* _Raw records_:
================

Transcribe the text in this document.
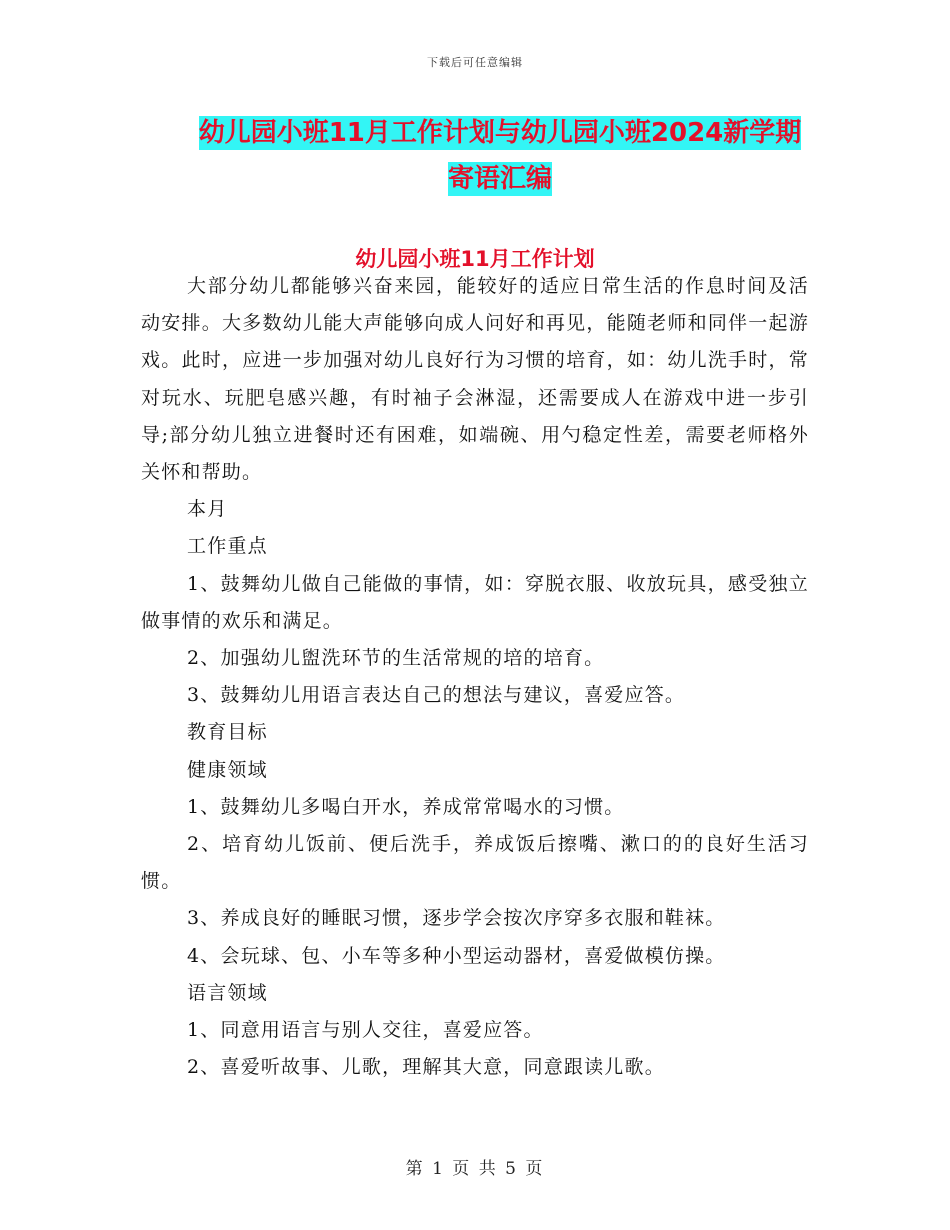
下载后可任意编辑
幼儿园小班11月工作计划与幼儿园小班2024新学期
寄语汇编
幼儿园小班11月工作计划

大部分幼儿都能够兴奋来园，能较好的适应日常生活的作息时间及活动安排。大多数幼儿能大声能够向成人问好和再见，能随老师和同伴一起游戏。此时，应进一步加强对幼儿良好行为习惯的培育，如：幼儿洗手时，常对玩水、玩肥皂感兴趣，有时袖子会淋湿，还需要成人在游戏中进一步引导;部分幼儿独立进餐时还有困难，如端碗、用勺稳定性差，需要老师格外关怀和帮助。

本月

工作重点

1、鼓舞幼儿做自己能做的事情，如：穿脱衣服、收放玩具，感受独立做事情的欢乐和满足。

2、加强幼儿盥洗环节的生活常规的培的培育。

3、鼓舞幼儿用语言表达自己的想法与建议，喜爱应答。

教育目标

健康领域

1、鼓舞幼儿多喝白开水，养成常常喝水的习惯。

2、培育幼儿饭前、便后洗手，养成饭后擦嘴、漱口的的良好生活习惯。

3、养成良好的睡眠习惯，逐步学会按次序穿多衣服和鞋袜。

4、会玩球、包、小车等多种小型运动器材，喜爱做模仿操。

语言领域

1、同意用语言与别人交往，喜爱应答。

2、喜爱听故事、儿歌，理解其大意，同意跟读儿歌。

第 1 页 共 5 页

================

Copy each line of the listing that holds the word "喜爱应答".

* _FULL ANSWER_:
3、鼓舞幼儿用语言表达自己的想法与建议，喜爱应答。
1、同意用语言与别人交往，喜爱应答。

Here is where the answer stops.